>>>
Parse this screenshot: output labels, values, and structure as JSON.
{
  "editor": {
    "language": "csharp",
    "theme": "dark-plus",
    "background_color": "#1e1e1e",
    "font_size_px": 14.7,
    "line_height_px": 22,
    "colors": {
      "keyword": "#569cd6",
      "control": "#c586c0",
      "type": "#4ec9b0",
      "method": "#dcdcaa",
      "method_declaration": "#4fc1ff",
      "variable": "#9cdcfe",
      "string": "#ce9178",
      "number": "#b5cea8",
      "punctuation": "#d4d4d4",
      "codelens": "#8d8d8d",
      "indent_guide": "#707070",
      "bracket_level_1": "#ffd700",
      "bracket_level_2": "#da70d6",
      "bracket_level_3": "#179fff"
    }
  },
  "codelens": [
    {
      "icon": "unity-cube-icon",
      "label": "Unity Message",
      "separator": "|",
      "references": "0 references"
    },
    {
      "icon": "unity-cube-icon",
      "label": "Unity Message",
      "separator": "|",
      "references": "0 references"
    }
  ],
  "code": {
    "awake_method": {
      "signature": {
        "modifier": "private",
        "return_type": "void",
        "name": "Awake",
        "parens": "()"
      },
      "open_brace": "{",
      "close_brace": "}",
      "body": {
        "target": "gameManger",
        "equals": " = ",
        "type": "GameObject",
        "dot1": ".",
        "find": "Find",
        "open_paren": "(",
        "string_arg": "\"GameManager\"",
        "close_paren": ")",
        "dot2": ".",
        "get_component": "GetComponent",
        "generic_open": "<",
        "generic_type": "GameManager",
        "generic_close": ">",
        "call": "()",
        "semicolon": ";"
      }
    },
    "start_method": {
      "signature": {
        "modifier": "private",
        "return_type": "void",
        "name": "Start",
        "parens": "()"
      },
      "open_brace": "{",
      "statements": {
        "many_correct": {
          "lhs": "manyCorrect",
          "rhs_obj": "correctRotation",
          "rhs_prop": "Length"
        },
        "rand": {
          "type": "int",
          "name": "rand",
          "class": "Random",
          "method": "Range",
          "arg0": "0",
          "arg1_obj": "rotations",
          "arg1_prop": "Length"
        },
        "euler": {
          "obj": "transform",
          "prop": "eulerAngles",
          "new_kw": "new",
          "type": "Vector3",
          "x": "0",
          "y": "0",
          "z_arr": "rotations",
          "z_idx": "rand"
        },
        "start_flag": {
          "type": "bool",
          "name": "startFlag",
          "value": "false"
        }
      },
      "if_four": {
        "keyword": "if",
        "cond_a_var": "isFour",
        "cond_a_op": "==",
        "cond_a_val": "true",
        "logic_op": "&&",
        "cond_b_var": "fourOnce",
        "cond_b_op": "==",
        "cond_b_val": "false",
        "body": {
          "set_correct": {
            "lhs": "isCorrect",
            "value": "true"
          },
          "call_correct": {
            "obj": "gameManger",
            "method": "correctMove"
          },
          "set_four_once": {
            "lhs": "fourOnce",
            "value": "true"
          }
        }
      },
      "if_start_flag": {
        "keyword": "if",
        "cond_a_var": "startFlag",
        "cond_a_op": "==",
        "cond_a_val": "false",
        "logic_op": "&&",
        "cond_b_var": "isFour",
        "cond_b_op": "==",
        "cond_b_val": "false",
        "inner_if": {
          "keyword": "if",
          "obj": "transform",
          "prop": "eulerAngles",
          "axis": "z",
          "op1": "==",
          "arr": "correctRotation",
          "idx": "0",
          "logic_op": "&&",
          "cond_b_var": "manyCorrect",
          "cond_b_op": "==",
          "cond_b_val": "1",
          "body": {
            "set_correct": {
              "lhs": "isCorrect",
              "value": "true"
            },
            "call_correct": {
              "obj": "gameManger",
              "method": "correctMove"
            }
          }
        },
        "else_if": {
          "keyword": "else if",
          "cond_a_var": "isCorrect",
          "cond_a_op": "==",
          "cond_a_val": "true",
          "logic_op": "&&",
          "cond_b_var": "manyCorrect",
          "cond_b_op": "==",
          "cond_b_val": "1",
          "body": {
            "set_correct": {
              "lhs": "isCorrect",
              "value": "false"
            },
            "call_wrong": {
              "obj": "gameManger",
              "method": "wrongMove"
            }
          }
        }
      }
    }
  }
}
<<<
◆ Work required
From the listing above, reproduce all the lines exactly.

◆ Right answer
Parse this screenshot: output labels, values, and structure as JSON.
{
  "editor": {
    "language": "csharp",
    "theme": "dark-plus",
    "background_color": "#1e1e1e",
    "font_size_px": 14.7,
    "line_height_px": 22,
    "colors": {
      "keyword": "#569cd6",
      "control": "#c586c0",
      "type": "#4ec9b0",
      "method": "#dcdcaa",
      "method_declaration": "#4fc1ff",
      "variable": "#9cdcfe",
      "string": "#ce9178",
      "number": "#b5cea8",
      "punctuation": "#d4d4d4",
      "codelens": "#8d8d8d",
      "indent_guide": "#707070",
      "bracket_level_1": "#ffd700",
      "bracket_level_2": "#da70d6",
      "bracket_level_3": "#179fff"
    }
  },
  "codelens": [
    {
      "icon": "unity-cube-icon",
      "label": "Unity Message",
      "separator": "|",
      "references": "0 references"
    },
    {
      "icon": "unity-cube-icon",
      "label": "Unity Message",
      "separator": "|",
      "references": "0 references"
    }
  ],
  "code": {
    "awake_method": {
      "signature": {
        "modifier": "private",
        "return_type": "void",
        "name": "Awake",
        "parens": "()"
      },
      "open_brace": "{",
      "close_brace": "}",
      "body": {
        "target": "gameManger",
        "equals": " = ",
        "type": "GameObject",
        "dot1": ".",
        "find": "Find",
        "open_paren": "(",
        "string_arg": "\"GameManager\"",
        "close_paren": ")",
        "dot2": ".",
        "get_component": "GetComponent",
        "generic_open": "<",
        "generic_type": "GameManager",
        "generic_close": ">",
        "call": "()",
        "semicolon": ";"
      }
    },
    "start_method": {
      "signature": {
        "modifier": "private",
        "return_type": "void",
        "name": "Start",
        "parens": "()"
      },
      "open_brace": "{",
      "statements": {
        "many_correct": {
          "lhs": "manyCorrect",
          "rhs_obj": "correctRotation",
          "rhs_prop": "Length"
        },
        "rand": {
          "type": "int",
          "name": "rand",
          "class": "Random",
          "method": "Range",
          "arg0": "0",
          "arg1_obj": "rotations",
          "arg1_prop": "Length"
        },
        "euler": {
          "obj": "transform",
          "prop": "eulerAngles",
          "new_kw": "new",
          "type": "Vector3",
          "x": "0",
          "y": "0",
          "z_arr": "rotations",
          "z_idx": "rand"
        },
        "start_flag": {
          "type": "bool",
          "name": "startFlag",
          "value": "false"
        }
      },
      "if_four": {
        "keyword": "if",
        "cond_a_var": "isFour",
        "cond_a_op": "==",
        "cond_a_val": "true",
        "logic_op": "&&",
        "cond_b_var": "fourOnce",
        "cond_b_op": "==",
        "cond_b_val": "false",
        "body": {
          "set_correct": {
            "lhs": "isCorrect",
            "value": "true"
          },
          "call_correct": {
            "obj": "gameManger",
            "method": "correctMove"
          },
          "set_four_once": {
            "lhs": "fourOnce",
            "value": "true"
          }
        }
      },
      "if_start_flag": {
        "keyword": "if",
        "cond_a_var": "startFlag",
        "cond_a_op": "==",
        "cond_a_val": "false",
        "logic_op": "&&",
        "cond_b_var": "isFour",
        "cond_b_op": "==",
        "cond_b_val": "false",
        "inner_if": {
          "keyword": "if",
          "obj": "transform",
          "prop": "eulerAngles",
          "axis": "z",
          "op1": "==",
          "arr": "correctRotation",
          "idx": "0",
          "logic_op": "&&",
          "cond_b_var": "manyCorrect",
          "cond_b_op": "==",
          "cond_b_val": "1",
          "body": {
            "set_correct": {
              "lhs": "isCorrect",
              "value": "true"
            },
            "call_correct": {
              "obj": "gameManger",
              "method": "correctMove"
            }
          }
        },
        "else_if": {
          "keyword": "else if",
          "cond_a_var": "isCorrect",
          "cond_a_op": "==",
          "cond_a_val": "true",
          "logic_op": "&&",
          "cond_b_var": "manyCorrect",
          "cond_b_op": "==",
          "cond_b_val": "1",
          "body": {
            "set_correct": {
              "lhs": "isCorrect",
              "value": "false"
            },
            "call_wrong": {
              "obj": "gameManger",
              "method": "wrongMove"
            }
          }
        }
      }
    }
  }
}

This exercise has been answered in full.